▶ [WHAT TO PRODUCE] Report each line of the data that has "title" somewhere in it.

Stored data entries
---
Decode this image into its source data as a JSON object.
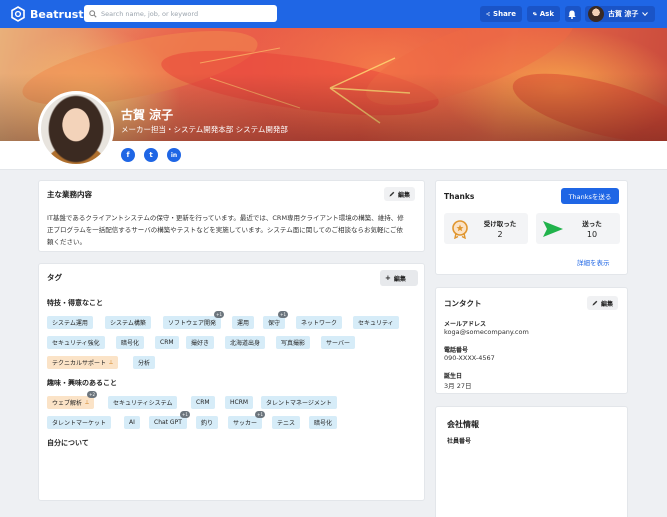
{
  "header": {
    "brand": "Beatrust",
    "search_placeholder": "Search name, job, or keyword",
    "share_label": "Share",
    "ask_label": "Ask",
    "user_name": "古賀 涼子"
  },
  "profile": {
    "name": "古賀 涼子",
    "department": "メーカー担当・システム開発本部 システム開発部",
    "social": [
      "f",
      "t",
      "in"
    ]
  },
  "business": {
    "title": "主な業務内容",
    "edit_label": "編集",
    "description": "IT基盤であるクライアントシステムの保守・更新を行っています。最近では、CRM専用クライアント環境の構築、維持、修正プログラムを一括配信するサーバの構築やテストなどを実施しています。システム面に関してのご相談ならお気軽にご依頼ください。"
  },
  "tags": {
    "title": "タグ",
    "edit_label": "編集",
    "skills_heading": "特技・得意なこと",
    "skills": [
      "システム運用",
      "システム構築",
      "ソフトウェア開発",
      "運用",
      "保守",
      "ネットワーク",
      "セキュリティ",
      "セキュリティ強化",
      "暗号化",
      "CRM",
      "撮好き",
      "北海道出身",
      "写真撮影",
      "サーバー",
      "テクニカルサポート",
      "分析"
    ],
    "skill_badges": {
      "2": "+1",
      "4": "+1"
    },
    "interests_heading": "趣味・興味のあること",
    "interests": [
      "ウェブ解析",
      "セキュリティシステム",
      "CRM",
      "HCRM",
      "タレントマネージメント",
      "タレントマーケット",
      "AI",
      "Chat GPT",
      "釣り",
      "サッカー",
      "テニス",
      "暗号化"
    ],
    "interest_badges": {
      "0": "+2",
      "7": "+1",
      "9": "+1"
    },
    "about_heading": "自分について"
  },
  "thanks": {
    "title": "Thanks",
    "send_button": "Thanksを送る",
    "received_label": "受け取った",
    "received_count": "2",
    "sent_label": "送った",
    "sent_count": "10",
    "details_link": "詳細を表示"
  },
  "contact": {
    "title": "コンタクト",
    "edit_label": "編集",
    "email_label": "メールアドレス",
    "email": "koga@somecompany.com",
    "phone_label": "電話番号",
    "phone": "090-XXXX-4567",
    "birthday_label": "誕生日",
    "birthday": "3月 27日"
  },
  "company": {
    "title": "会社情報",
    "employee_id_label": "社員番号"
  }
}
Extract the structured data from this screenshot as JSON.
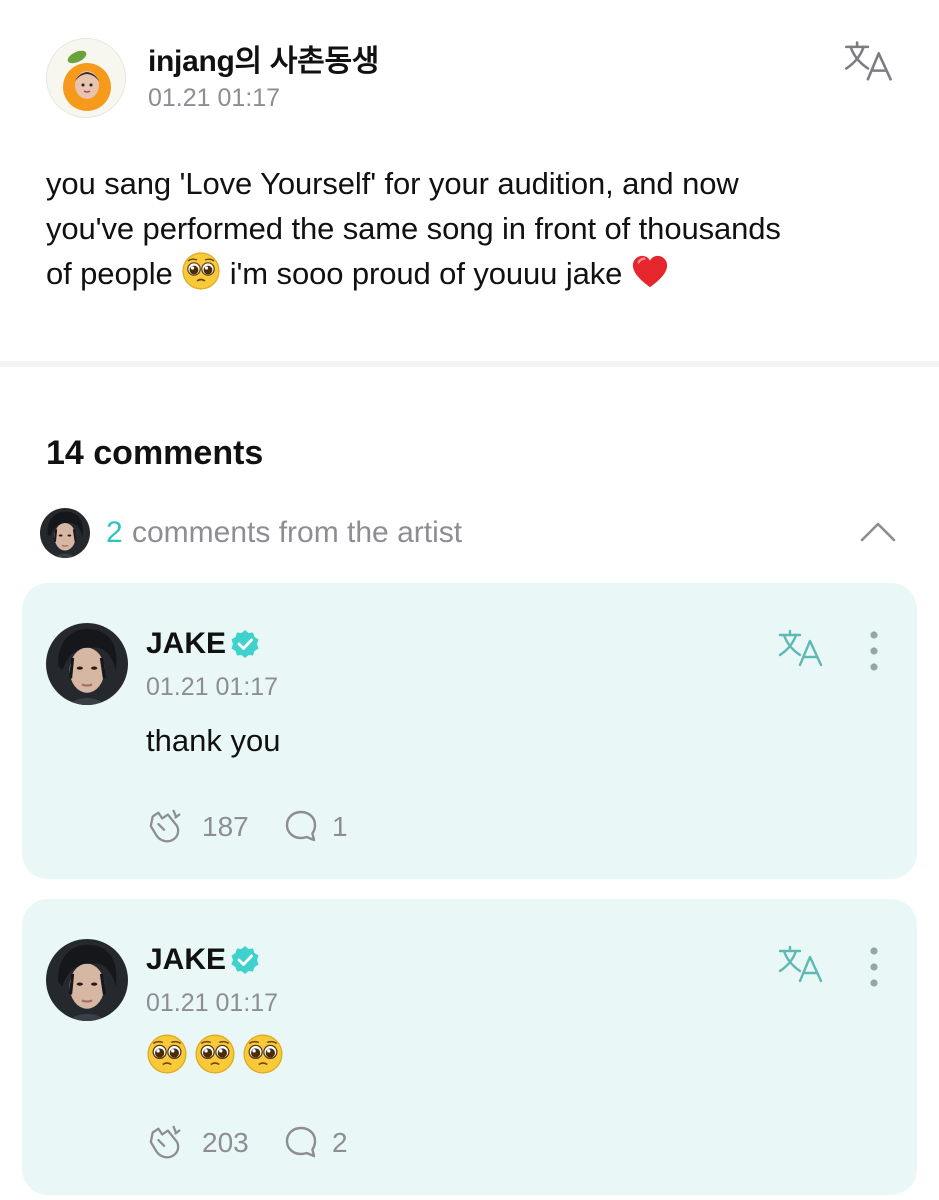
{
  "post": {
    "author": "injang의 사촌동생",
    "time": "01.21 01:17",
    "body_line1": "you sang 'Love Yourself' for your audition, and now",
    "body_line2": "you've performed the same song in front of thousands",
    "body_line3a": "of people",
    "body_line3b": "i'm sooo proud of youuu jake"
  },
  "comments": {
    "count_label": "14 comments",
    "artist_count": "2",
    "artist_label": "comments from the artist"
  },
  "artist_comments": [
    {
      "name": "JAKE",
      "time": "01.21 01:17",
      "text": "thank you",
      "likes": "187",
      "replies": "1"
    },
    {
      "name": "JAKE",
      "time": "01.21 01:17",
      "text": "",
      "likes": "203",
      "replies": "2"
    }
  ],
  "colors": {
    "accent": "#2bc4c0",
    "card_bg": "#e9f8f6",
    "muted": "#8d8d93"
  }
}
---
▶ [THE OUTPUT]
    "title": "主な業務内容",
    "title": "タグ",
    "title": "Thanks",
    "title": "コンタクト",
    "title": "会社情報",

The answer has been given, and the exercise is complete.